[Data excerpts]
┄┄┄┄┄┄
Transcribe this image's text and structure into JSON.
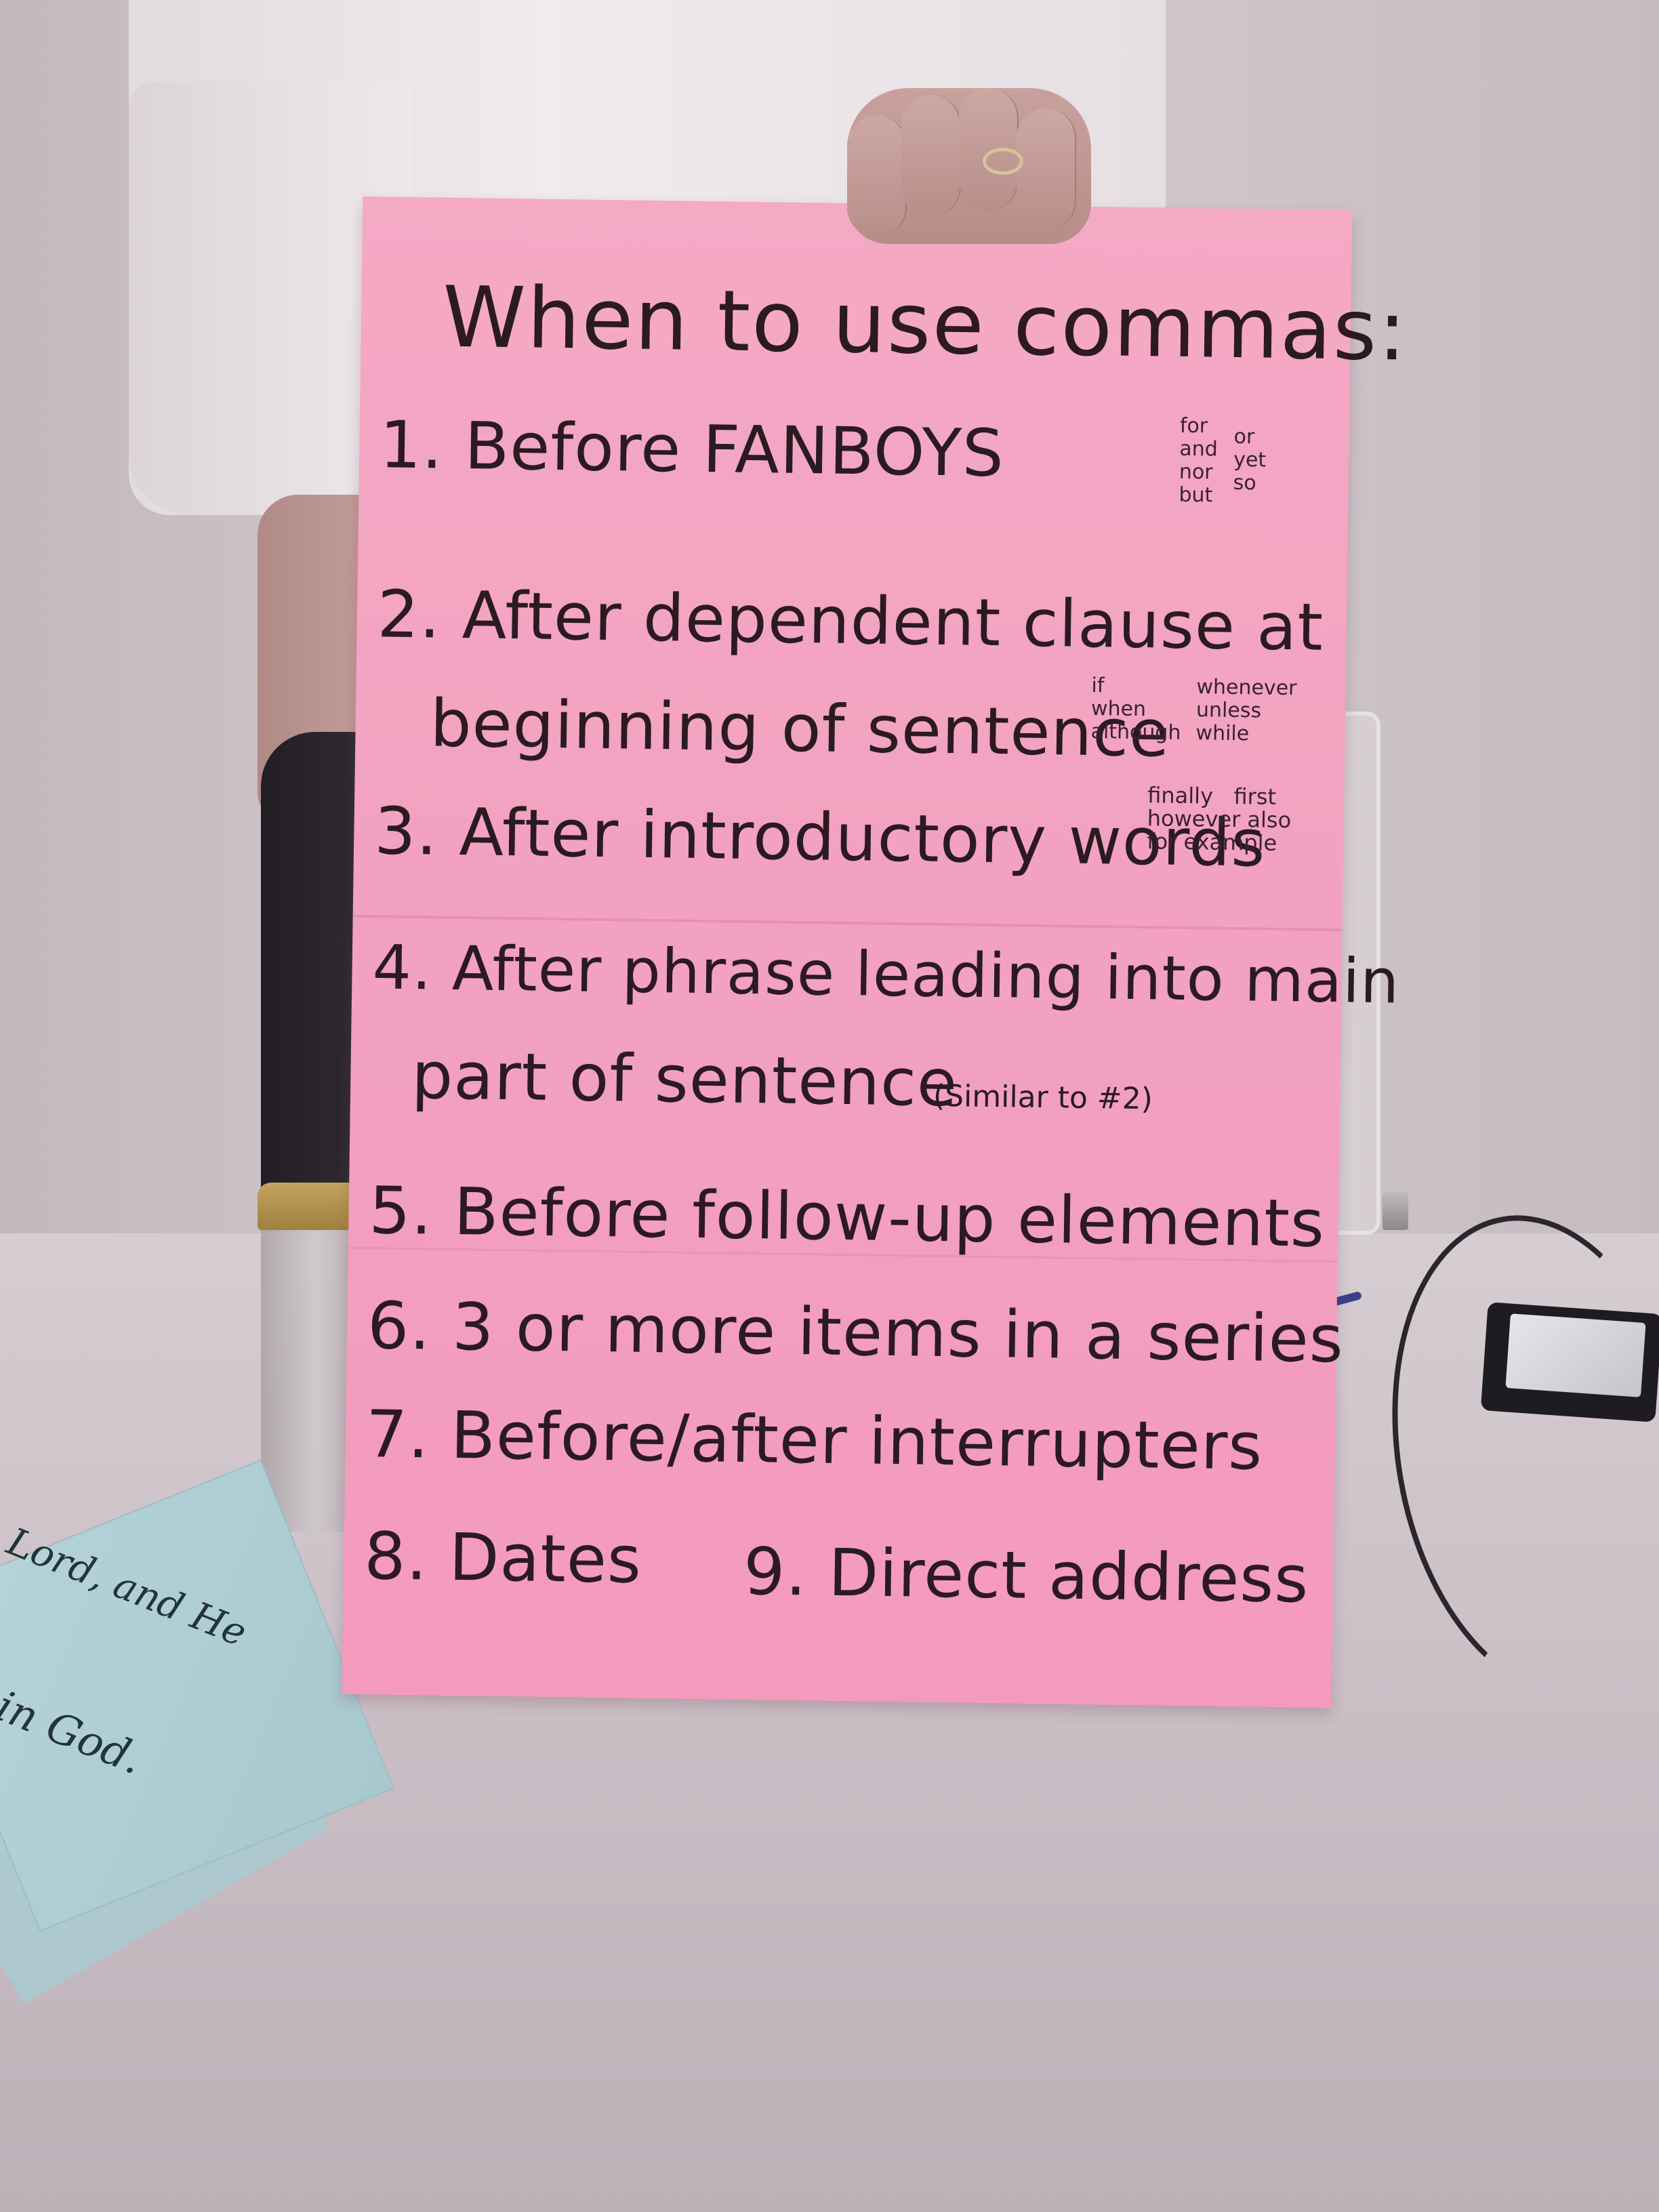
{
  "poster": {
    "title": "When to use commas:",
    "rules": [
      "1. Before FANBOYS",
      "2. After dependent clause at",
      "beginning of sentence",
      "3. After introductory words",
      "4. After phrase leading into main",
      "part of sentence",
      "5. Before follow-up elements",
      "6. 3 or more items in a series",
      "7. Before/after interrupters",
      "8. Dates",
      "9. Direct address"
    ],
    "fanboys_col1": "for\nand\nnor\nbut",
    "fanboys_col2": "or\nyet\nso",
    "clause_col1": "if\nwhen\nalthough",
    "clause_col2": "whenever\nunless\nwhile",
    "intro_words": "finally   first\nhowever also\nfor example",
    "rule4_note": "(Similar to #2)"
  },
  "blue_card": {
    "line1": "Lord, and He",
    "line2": "in God."
  },
  "colors": {
    "poster": "#f2a2c0",
    "ink": "#2b1a22",
    "blue_card": "#a7c8cf"
  }
}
┄┄┄┄┄┄
[WHAT IS NEEDED] The records shown above are to be repeated exactly, with the pictures left out.

[FULL SOLUTION]
Transcribe this image's text and structure into JSON.
{
  "poster": {
    "title": "When to use commas:",
    "rules": [
      "1. Before FANBOYS",
      "2. After dependent clause at",
      "beginning of sentence",
      "3. After introductory words",
      "4. After phrase leading into main",
      "part of sentence",
      "5. Before follow-up elements",
      "6. 3 or more items in a series",
      "7. Before/after interrupters",
      "8. Dates",
      "9. Direct address"
    ],
    "fanboys_col1": "for\nand\nnor\nbut",
    "fanboys_col2": "or\nyet\nso",
    "clause_col1": "if\nwhen\nalthough",
    "clause_col2": "whenever\nunless\nwhile",
    "intro_words": "finally   first\nhowever also\nfor example",
    "rule4_note": "(Similar to #2)"
  },
  "blue_card": {
    "line1": "Lord, and He",
    "line2": "in God."
  },
  "colors": {
    "poster": "#f2a2c0",
    "ink": "#2b1a22",
    "blue_card": "#a7c8cf"
  }
}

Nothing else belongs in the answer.